Repeat the whole listing exactly as written.

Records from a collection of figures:

┌──

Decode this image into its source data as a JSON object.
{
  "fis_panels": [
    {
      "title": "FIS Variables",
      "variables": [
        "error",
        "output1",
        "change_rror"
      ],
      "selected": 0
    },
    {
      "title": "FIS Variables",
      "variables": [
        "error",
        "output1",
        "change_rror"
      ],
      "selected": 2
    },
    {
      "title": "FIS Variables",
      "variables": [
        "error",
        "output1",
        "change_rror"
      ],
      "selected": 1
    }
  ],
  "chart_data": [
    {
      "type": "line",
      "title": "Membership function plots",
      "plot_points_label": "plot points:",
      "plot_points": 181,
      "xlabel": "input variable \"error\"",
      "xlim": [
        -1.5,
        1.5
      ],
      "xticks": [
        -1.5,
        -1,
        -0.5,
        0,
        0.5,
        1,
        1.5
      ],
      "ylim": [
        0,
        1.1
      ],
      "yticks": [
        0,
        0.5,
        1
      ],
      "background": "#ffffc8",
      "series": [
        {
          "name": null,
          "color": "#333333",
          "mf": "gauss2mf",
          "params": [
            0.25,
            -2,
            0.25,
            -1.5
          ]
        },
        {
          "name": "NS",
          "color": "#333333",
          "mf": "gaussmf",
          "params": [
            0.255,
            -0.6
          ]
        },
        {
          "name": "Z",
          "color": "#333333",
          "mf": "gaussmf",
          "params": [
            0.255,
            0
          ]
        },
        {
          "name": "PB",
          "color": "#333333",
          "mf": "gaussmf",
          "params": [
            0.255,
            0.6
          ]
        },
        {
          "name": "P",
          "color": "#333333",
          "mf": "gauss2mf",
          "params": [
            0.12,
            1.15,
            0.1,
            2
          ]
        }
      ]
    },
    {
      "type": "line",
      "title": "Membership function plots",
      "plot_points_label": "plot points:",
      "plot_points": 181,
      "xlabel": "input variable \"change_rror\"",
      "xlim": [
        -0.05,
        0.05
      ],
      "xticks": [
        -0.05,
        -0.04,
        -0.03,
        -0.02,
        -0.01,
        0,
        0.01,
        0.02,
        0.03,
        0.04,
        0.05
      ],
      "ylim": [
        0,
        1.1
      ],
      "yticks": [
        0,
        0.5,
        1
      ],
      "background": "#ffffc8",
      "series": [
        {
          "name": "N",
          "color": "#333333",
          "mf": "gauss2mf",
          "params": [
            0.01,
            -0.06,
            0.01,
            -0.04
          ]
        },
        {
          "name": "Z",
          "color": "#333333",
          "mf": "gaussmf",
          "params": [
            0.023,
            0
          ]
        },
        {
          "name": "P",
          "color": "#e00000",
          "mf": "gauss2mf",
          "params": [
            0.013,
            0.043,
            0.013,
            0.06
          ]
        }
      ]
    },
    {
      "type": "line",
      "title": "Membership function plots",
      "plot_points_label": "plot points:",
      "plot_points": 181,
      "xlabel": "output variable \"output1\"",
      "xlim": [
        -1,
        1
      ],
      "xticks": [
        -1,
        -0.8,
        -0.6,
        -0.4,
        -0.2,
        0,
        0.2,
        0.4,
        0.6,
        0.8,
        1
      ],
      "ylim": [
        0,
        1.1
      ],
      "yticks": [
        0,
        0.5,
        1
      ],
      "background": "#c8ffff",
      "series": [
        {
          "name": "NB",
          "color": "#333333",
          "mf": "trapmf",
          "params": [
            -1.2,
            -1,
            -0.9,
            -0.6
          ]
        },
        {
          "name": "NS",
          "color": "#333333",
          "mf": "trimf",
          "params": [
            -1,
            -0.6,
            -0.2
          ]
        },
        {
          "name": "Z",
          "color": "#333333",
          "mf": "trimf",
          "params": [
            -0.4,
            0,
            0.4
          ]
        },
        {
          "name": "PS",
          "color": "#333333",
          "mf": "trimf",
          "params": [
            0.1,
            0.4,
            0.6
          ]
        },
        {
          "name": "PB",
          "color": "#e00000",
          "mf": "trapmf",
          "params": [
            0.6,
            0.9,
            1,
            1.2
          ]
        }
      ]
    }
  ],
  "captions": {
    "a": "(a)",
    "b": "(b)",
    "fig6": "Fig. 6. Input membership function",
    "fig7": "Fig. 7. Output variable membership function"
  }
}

└──

— Task solution —
Decode this image into its source data as a JSON object.
{
  "fis_panels": [
    {
      "title": "FIS Variables",
      "variables": [
        "error",
        "output1",
        "change_rror"
      ],
      "selected": 0
    },
    {
      "title": "FIS Variables",
      "variables": [
        "error",
        "output1",
        "change_rror"
      ],
      "selected": 2
    },
    {
      "title": "FIS Variables",
      "variables": [
        "error",
        "output1",
        "change_rror"
      ],
      "selected": 1
    }
  ],
  "chart_data": [
    {
      "type": "line",
      "title": "Membership function plots",
      "plot_points_label": "plot points:",
      "plot_points": 181,
      "xlabel": "input variable \"error\"",
      "xlim": [
        -1.5,
        1.5
      ],
      "xticks": [
        -1.5,
        -1,
        -0.5,
        0,
        0.5,
        1,
        1.5
      ],
      "ylim": [
        0,
        1.1
      ],
      "yticks": [
        0,
        0.5,
        1
      ],
      "background": "#ffffc8",
      "series": [
        {
          "name": null,
          "color": "#333333",
          "mf": "gauss2mf",
          "params": [
            0.25,
            -2,
            0.25,
            -1.5
          ]
        },
        {
          "name": "NS",
          "color": "#333333",
          "mf": "gaussmf",
          "params": [
            0.255,
            -0.6
          ]
        },
        {
          "name": "Z",
          "color": "#333333",
          "mf": "gaussmf",
          "params": [
            0.255,
            0
          ]
        },
        {
          "name": "PB",
          "color": "#333333",
          "mf": "gaussmf",
          "params": [
            0.255,
            0.6
          ]
        },
        {
          "name": "P",
          "color": "#333333",
          "mf": "gauss2mf",
          "params": [
            0.12,
            1.15,
            0.1,
            2
          ]
        }
      ]
    },
    {
      "type": "line",
      "title": "Membership function plots",
      "plot_points_label": "plot points:",
      "plot_points": 181,
      "xlabel": "input variable \"change_rror\"",
      "xlim": [
        -0.05,
        0.05
      ],
      "xticks": [
        -0.05,
        -0.04,
        -0.03,
        -0.02,
        -0.01,
        0,
        0.01,
        0.02,
        0.03,
        0.04,
        0.05
      ],
      "ylim": [
        0,
        1.1
      ],
      "yticks": [
        0,
        0.5,
        1
      ],
      "background": "#ffffc8",
      "series": [
        {
          "name": "N",
          "color": "#333333",
          "mf": "gauss2mf",
          "params": [
            0.01,
            -0.06,
            0.01,
            -0.04
          ]
        },
        {
          "name": "Z",
          "color": "#333333",
          "mf": "gaussmf",
          "params": [
            0.023,
            0
          ]
        },
        {
          "name": "P",
          "color": "#e00000",
          "mf": "gauss2mf",
          "params": [
            0.013,
            0.043,
            0.013,
            0.06
          ]
        }
      ]
    },
    {
      "type": "line",
      "title": "Membership function plots",
      "plot_points_label": "plot points:",
      "plot_points": 181,
      "xlabel": "output variable \"output1\"",
      "xlim": [
        -1,
        1
      ],
      "xticks": [
        -1,
        -0.8,
        -0.6,
        -0.4,
        -0.2,
        0,
        0.2,
        0.4,
        0.6,
        0.8,
        1
      ],
      "ylim": [
        0,
        1.1
      ],
      "yticks": [
        0,
        0.5,
        1
      ],
      "background": "#c8ffff",
      "series": [
        {
          "name": "NB",
          "color": "#333333",
          "mf": "trapmf",
          "params": [
            -1.2,
            -1,
            -0.9,
            -0.6
          ]
        },
        {
          "name": "NS",
          "color": "#333333",
          "mf": "trimf",
          "params": [
            -1,
            -0.6,
            -0.2
          ]
        },
        {
          "name": "Z",
          "color": "#333333",
          "mf": "trimf",
          "params": [
            -0.4,
            0,
            0.4
          ]
        },
        {
          "name": "PS",
          "color": "#333333",
          "mf": "trimf",
          "params": [
            0.1,
            0.4,
            0.6
          ]
        },
        {
          "name": "PB",
          "color": "#e00000",
          "mf": "trapmf",
          "params": [
            0.6,
            0.9,
            1,
            1.2
          ]
        }
      ]
    }
  ],
  "captions": {
    "a": "(a)",
    "b": "(b)",
    "fig6": "Fig. 6. Input membership function",
    "fig7": "Fig. 7. Output variable membership function"
  }
}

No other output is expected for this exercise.